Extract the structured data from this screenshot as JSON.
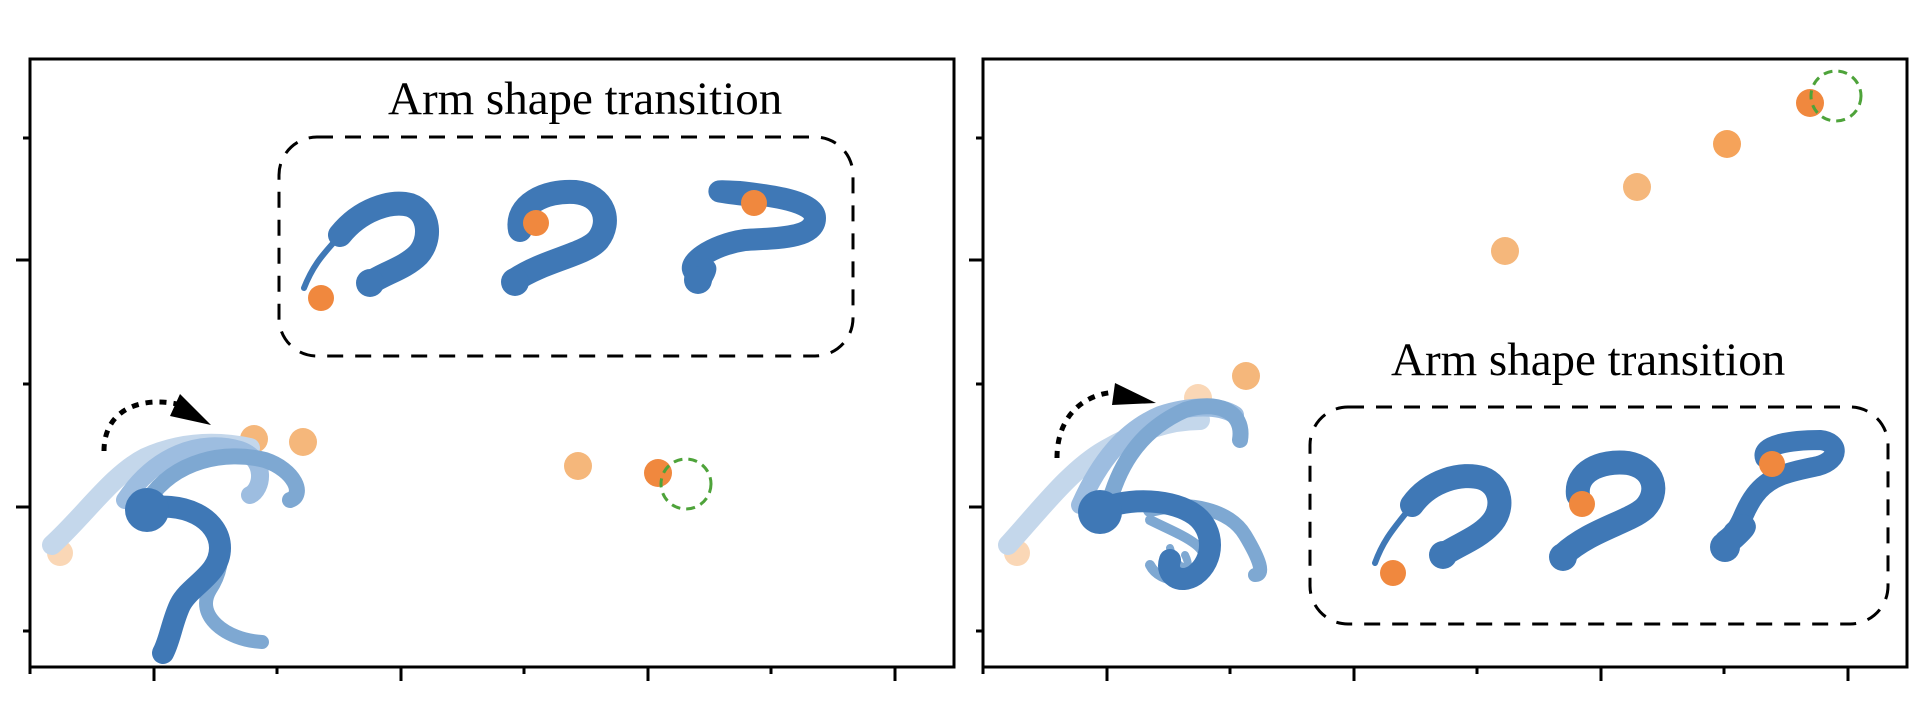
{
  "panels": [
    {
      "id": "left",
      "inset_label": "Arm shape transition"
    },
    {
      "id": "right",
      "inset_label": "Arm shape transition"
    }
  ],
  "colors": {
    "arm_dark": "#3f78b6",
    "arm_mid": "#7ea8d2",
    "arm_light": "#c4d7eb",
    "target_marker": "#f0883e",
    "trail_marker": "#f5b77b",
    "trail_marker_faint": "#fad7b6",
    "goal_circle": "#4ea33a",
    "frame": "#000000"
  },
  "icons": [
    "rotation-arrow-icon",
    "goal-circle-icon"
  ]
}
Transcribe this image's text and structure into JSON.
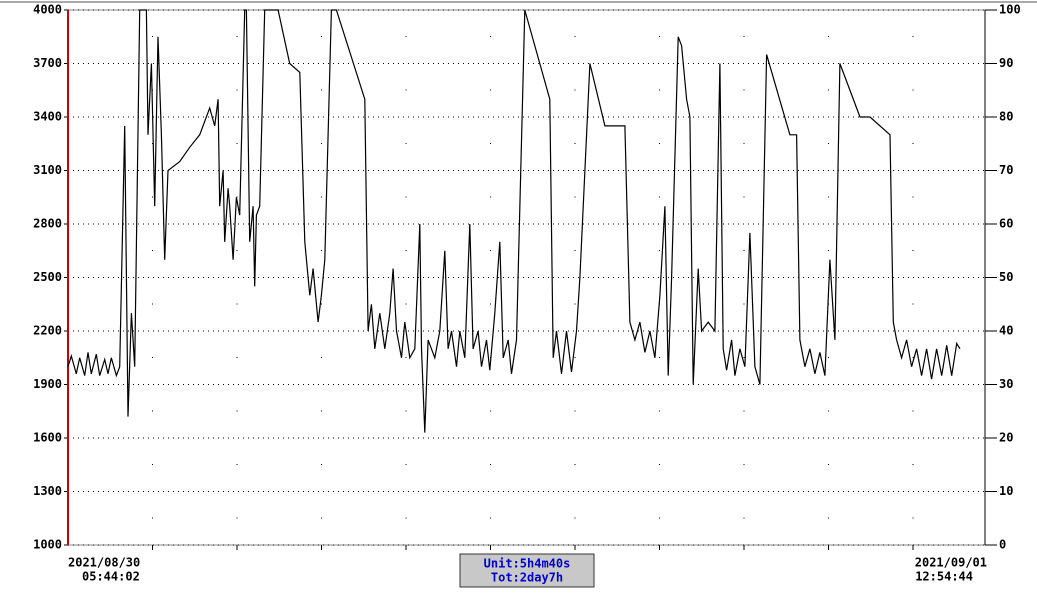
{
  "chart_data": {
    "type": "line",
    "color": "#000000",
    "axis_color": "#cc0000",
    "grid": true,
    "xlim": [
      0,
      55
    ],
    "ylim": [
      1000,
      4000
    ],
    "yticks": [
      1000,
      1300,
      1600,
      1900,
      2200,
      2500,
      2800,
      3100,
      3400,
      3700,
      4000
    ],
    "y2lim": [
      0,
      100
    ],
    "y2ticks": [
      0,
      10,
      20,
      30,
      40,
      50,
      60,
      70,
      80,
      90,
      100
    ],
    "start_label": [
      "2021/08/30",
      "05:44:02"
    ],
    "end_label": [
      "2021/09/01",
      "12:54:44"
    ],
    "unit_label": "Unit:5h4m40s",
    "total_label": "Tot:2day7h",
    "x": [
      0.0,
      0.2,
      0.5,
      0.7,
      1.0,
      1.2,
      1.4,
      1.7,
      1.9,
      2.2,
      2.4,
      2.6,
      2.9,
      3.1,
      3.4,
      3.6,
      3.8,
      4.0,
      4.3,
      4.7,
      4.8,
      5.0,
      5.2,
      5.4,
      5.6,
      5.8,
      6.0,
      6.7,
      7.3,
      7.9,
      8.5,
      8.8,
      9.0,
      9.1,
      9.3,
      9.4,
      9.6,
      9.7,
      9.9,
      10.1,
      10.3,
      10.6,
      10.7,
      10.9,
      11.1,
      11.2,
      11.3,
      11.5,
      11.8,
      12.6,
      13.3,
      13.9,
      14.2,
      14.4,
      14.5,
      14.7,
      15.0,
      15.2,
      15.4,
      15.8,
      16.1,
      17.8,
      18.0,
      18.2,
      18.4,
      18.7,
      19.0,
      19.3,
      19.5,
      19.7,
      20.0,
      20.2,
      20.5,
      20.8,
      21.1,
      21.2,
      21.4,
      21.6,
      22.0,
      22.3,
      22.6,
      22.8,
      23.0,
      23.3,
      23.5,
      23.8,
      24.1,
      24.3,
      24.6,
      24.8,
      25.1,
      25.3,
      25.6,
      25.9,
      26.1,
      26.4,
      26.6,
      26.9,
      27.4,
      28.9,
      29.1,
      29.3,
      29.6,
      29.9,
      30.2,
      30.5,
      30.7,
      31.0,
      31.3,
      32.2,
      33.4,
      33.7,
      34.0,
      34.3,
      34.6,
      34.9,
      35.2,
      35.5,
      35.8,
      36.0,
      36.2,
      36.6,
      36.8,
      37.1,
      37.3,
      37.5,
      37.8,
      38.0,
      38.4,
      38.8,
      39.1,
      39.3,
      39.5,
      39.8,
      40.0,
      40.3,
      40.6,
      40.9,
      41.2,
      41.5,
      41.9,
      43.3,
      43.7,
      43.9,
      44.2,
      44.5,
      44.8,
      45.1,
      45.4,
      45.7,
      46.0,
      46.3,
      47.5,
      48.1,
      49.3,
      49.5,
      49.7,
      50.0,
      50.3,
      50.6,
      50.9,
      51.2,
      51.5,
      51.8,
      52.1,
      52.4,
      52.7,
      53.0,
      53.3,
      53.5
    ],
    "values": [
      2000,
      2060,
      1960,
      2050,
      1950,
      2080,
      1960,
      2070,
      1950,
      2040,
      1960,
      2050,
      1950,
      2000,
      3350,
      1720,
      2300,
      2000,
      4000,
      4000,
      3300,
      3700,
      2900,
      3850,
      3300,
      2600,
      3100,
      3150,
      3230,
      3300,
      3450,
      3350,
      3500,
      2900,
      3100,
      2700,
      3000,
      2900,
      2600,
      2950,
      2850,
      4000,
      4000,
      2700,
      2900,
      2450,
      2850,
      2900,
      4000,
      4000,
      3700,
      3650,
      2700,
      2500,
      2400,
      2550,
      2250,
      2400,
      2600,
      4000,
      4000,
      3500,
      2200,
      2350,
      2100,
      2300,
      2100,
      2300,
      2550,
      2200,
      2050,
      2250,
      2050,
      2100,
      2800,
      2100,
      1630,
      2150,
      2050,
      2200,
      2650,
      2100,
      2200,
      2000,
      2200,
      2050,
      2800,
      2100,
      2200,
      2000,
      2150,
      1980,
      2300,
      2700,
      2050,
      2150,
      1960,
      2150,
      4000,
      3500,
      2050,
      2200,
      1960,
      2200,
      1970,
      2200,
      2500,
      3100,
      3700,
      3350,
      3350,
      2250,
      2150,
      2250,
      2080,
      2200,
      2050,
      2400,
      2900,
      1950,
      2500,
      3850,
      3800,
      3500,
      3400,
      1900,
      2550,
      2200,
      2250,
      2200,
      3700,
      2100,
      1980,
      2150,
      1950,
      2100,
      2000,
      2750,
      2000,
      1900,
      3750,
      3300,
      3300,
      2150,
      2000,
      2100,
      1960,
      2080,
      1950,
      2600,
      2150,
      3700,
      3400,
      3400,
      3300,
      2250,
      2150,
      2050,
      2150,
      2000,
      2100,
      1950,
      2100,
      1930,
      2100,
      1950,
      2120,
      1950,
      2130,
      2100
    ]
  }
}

SHORT TASK ->
Return each line in the records that holds the string "JSON".

REPLY ->
Extract the structured data from this screenshot as JSON.
Transcribe this image's text and structure into JSON.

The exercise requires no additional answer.